Task goal: Collect every line that includes the string "title".

(Dataset items)
*****
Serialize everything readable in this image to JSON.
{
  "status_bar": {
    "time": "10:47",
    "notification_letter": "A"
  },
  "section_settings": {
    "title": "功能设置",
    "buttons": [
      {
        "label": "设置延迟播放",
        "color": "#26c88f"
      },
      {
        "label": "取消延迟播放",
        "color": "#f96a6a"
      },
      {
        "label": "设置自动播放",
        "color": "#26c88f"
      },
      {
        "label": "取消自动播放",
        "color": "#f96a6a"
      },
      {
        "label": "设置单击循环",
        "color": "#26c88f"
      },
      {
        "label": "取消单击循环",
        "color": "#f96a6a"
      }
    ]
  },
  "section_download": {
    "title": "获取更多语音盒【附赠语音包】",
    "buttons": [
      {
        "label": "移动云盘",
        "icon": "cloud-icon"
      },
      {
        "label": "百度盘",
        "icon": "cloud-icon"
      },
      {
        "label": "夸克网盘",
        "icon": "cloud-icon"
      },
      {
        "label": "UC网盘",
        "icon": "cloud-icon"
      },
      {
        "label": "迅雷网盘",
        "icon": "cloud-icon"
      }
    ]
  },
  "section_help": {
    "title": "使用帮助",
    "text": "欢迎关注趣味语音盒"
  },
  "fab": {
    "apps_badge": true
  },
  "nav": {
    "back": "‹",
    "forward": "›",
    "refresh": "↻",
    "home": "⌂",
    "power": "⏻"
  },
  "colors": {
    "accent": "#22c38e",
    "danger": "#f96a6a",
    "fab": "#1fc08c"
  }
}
*****
Result:
    "title": "功能设置",
    "title": "获取更多语音盒【附赠语音包】",
    "title": "使用帮助",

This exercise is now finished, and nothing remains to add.